Return, word for word, every line that follows.

INPUT ROWS.
+ + + + + + +
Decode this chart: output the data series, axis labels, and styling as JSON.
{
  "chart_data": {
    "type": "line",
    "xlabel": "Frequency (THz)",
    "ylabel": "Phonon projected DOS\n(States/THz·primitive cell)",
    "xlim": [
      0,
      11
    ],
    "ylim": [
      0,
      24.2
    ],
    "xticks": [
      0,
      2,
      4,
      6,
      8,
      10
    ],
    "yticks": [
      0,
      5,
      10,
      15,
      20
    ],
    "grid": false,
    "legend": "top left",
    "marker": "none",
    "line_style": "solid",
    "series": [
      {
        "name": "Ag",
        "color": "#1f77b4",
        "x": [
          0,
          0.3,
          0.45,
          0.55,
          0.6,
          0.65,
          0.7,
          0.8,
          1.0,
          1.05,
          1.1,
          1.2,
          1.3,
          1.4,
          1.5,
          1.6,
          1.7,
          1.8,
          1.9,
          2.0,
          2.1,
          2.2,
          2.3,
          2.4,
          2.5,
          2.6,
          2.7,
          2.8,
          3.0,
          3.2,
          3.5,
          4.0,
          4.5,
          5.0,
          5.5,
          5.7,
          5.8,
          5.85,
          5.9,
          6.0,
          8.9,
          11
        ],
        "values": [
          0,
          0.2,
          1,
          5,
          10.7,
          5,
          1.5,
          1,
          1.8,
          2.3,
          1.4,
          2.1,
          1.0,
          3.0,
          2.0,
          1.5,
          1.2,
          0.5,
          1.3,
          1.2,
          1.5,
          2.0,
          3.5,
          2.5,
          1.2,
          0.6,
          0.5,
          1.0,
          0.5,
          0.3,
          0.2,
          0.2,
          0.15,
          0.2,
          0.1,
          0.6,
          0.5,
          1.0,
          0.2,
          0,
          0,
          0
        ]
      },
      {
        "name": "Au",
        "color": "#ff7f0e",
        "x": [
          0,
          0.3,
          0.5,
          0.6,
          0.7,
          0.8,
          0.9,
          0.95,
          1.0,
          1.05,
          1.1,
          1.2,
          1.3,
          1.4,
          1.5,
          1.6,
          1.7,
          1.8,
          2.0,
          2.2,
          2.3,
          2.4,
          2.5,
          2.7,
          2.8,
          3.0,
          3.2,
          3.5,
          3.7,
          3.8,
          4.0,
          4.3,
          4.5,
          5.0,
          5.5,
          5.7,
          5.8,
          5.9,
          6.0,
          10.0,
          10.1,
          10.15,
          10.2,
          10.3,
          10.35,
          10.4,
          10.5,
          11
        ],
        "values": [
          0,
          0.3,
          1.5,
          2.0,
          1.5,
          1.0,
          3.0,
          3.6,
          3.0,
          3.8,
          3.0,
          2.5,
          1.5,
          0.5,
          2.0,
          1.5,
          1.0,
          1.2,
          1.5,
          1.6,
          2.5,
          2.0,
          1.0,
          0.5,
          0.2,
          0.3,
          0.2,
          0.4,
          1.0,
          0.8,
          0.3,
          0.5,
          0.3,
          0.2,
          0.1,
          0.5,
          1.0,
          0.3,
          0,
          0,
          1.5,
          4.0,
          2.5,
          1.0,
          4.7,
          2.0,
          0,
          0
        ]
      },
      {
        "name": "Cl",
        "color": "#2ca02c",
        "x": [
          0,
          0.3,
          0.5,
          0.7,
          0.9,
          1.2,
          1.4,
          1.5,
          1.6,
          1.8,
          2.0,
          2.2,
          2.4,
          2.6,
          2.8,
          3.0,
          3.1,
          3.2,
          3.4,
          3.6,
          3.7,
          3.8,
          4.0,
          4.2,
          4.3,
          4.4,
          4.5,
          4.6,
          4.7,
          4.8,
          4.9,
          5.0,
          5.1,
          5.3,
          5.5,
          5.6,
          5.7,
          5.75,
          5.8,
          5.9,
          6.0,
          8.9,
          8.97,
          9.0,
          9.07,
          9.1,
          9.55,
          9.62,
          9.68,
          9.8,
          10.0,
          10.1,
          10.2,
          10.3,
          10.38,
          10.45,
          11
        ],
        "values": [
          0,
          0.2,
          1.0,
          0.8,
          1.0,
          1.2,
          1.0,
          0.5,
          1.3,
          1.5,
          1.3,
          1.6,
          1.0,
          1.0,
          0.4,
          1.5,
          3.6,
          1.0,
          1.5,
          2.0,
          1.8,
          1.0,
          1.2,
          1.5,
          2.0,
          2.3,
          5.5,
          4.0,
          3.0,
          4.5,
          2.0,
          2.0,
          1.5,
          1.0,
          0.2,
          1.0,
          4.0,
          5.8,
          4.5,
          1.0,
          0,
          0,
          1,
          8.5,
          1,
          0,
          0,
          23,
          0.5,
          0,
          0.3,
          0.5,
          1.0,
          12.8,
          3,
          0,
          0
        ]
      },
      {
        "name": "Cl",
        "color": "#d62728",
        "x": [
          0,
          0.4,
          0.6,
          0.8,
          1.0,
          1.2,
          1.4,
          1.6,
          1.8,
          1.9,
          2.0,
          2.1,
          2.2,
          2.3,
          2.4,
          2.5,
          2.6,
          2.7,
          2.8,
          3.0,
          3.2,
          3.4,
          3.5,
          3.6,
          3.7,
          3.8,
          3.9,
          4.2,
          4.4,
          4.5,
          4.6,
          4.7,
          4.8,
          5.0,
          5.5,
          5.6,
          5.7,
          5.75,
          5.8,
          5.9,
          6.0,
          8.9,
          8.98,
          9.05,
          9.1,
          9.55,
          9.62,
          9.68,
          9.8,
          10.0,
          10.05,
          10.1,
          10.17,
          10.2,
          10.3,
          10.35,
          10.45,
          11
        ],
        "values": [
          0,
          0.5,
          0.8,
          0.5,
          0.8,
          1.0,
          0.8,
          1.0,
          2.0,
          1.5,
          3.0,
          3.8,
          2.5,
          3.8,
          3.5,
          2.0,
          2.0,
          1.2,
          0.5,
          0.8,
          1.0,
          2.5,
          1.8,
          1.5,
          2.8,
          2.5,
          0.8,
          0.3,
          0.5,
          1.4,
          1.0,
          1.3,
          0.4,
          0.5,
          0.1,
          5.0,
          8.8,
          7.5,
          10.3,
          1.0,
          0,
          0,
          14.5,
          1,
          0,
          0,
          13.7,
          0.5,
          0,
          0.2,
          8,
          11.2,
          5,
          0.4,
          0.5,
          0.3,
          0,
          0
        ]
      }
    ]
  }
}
+ + + + + + +
ANSWER TO THIS TASK.
Decode this chart: output the data series, axis labels, and styling as JSON.
{
  "chart_data": {
    "type": "line",
    "xlabel": "Frequency (THz)",
    "ylabel": "Phonon projected DOS\n(States/THz·primitive cell)",
    "xlim": [
      0,
      11
    ],
    "ylim": [
      0,
      24.2
    ],
    "xticks": [
      0,
      2,
      4,
      6,
      8,
      10
    ],
    "yticks": [
      0,
      5,
      10,
      15,
      20
    ],
    "grid": false,
    "legend": "top left",
    "marker": "none",
    "line_style": "solid",
    "series": [
      {
        "name": "Ag",
        "color": "#1f77b4",
        "x": [
          0,
          0.3,
          0.45,
          0.55,
          0.6,
          0.65,
          0.7,
          0.8,
          1.0,
          1.05,
          1.1,
          1.2,
          1.3,
          1.4,
          1.5,
          1.6,
          1.7,
          1.8,
          1.9,
          2.0,
          2.1,
          2.2,
          2.3,
          2.4,
          2.5,
          2.6,
          2.7,
          2.8,
          3.0,
          3.2,
          3.5,
          4.0,
          4.5,
          5.0,
          5.5,
          5.7,
          5.8,
          5.85,
          5.9,
          6.0,
          8.9,
          11
        ],
        "values": [
          0,
          0.2,
          1,
          5,
          10.7,
          5,
          1.5,
          1,
          1.8,
          2.3,
          1.4,
          2.1,
          1.0,
          3.0,
          2.0,
          1.5,
          1.2,
          0.5,
          1.3,
          1.2,
          1.5,
          2.0,
          3.5,
          2.5,
          1.2,
          0.6,
          0.5,
          1.0,
          0.5,
          0.3,
          0.2,
          0.2,
          0.15,
          0.2,
          0.1,
          0.6,
          0.5,
          1.0,
          0.2,
          0,
          0,
          0
        ]
      },
      {
        "name": "Au",
        "color": "#ff7f0e",
        "x": [
          0,
          0.3,
          0.5,
          0.6,
          0.7,
          0.8,
          0.9,
          0.95,
          1.0,
          1.05,
          1.1,
          1.2,
          1.3,
          1.4,
          1.5,
          1.6,
          1.7,
          1.8,
          2.0,
          2.2,
          2.3,
          2.4,
          2.5,
          2.7,
          2.8,
          3.0,
          3.2,
          3.5,
          3.7,
          3.8,
          4.0,
          4.3,
          4.5,
          5.0,
          5.5,
          5.7,
          5.8,
          5.9,
          6.0,
          10.0,
          10.1,
          10.15,
          10.2,
          10.3,
          10.35,
          10.4,
          10.5,
          11
        ],
        "values": [
          0,
          0.3,
          1.5,
          2.0,
          1.5,
          1.0,
          3.0,
          3.6,
          3.0,
          3.8,
          3.0,
          2.5,
          1.5,
          0.5,
          2.0,
          1.5,
          1.0,
          1.2,
          1.5,
          1.6,
          2.5,
          2.0,
          1.0,
          0.5,
          0.2,
          0.3,
          0.2,
          0.4,
          1.0,
          0.8,
          0.3,
          0.5,
          0.3,
          0.2,
          0.1,
          0.5,
          1.0,
          0.3,
          0,
          0,
          1.5,
          4.0,
          2.5,
          1.0,
          4.7,
          2.0,
          0,
          0
        ]
      },
      {
        "name": "Cl",
        "color": "#2ca02c",
        "x": [
          0,
          0.3,
          0.5,
          0.7,
          0.9,
          1.2,
          1.4,
          1.5,
          1.6,
          1.8,
          2.0,
          2.2,
          2.4,
          2.6,
          2.8,
          3.0,
          3.1,
          3.2,
          3.4,
          3.6,
          3.7,
          3.8,
          4.0,
          4.2,
          4.3,
          4.4,
          4.5,
          4.6,
          4.7,
          4.8,
          4.9,
          5.0,
          5.1,
          5.3,
          5.5,
          5.6,
          5.7,
          5.75,
          5.8,
          5.9,
          6.0,
          8.9,
          8.97,
          9.0,
          9.07,
          9.1,
          9.55,
          9.62,
          9.68,
          9.8,
          10.0,
          10.1,
          10.2,
          10.3,
          10.38,
          10.45,
          11
        ],
        "values": [
          0,
          0.2,
          1.0,
          0.8,
          1.0,
          1.2,
          1.0,
          0.5,
          1.3,
          1.5,
          1.3,
          1.6,
          1.0,
          1.0,
          0.4,
          1.5,
          3.6,
          1.0,
          1.5,
          2.0,
          1.8,
          1.0,
          1.2,
          1.5,
          2.0,
          2.3,
          5.5,
          4.0,
          3.0,
          4.5,
          2.0,
          2.0,
          1.5,
          1.0,
          0.2,
          1.0,
          4.0,
          5.8,
          4.5,
          1.0,
          0,
          0,
          1,
          8.5,
          1,
          0,
          0,
          23,
          0.5,
          0,
          0.3,
          0.5,
          1.0,
          12.8,
          3,
          0,
          0
        ]
      },
      {
        "name": "Cl",
        "color": "#d62728",
        "x": [
          0,
          0.4,
          0.6,
          0.8,
          1.0,
          1.2,
          1.4,
          1.6,
          1.8,
          1.9,
          2.0,
          2.1,
          2.2,
          2.3,
          2.4,
          2.5,
          2.6,
          2.7,
          2.8,
          3.0,
          3.2,
          3.4,
          3.5,
          3.6,
          3.7,
          3.8,
          3.9,
          4.2,
          4.4,
          4.5,
          4.6,
          4.7,
          4.8,
          5.0,
          5.5,
          5.6,
          5.7,
          5.75,
          5.8,
          5.9,
          6.0,
          8.9,
          8.98,
          9.05,
          9.1,
          9.55,
          9.62,
          9.68,
          9.8,
          10.0,
          10.05,
          10.1,
          10.17,
          10.2,
          10.3,
          10.35,
          10.45,
          11
        ],
        "values": [
          0,
          0.5,
          0.8,
          0.5,
          0.8,
          1.0,
          0.8,
          1.0,
          2.0,
          1.5,
          3.0,
          3.8,
          2.5,
          3.8,
          3.5,
          2.0,
          2.0,
          1.2,
          0.5,
          0.8,
          1.0,
          2.5,
          1.8,
          1.5,
          2.8,
          2.5,
          0.8,
          0.3,
          0.5,
          1.4,
          1.0,
          1.3,
          0.4,
          0.5,
          0.1,
          5.0,
          8.8,
          7.5,
          10.3,
          1.0,
          0,
          0,
          14.5,
          1,
          0,
          0,
          13.7,
          0.5,
          0,
          0.2,
          8,
          11.2,
          5,
          0.4,
          0.5,
          0.3,
          0,
          0
        ]
      }
    ]
  }
}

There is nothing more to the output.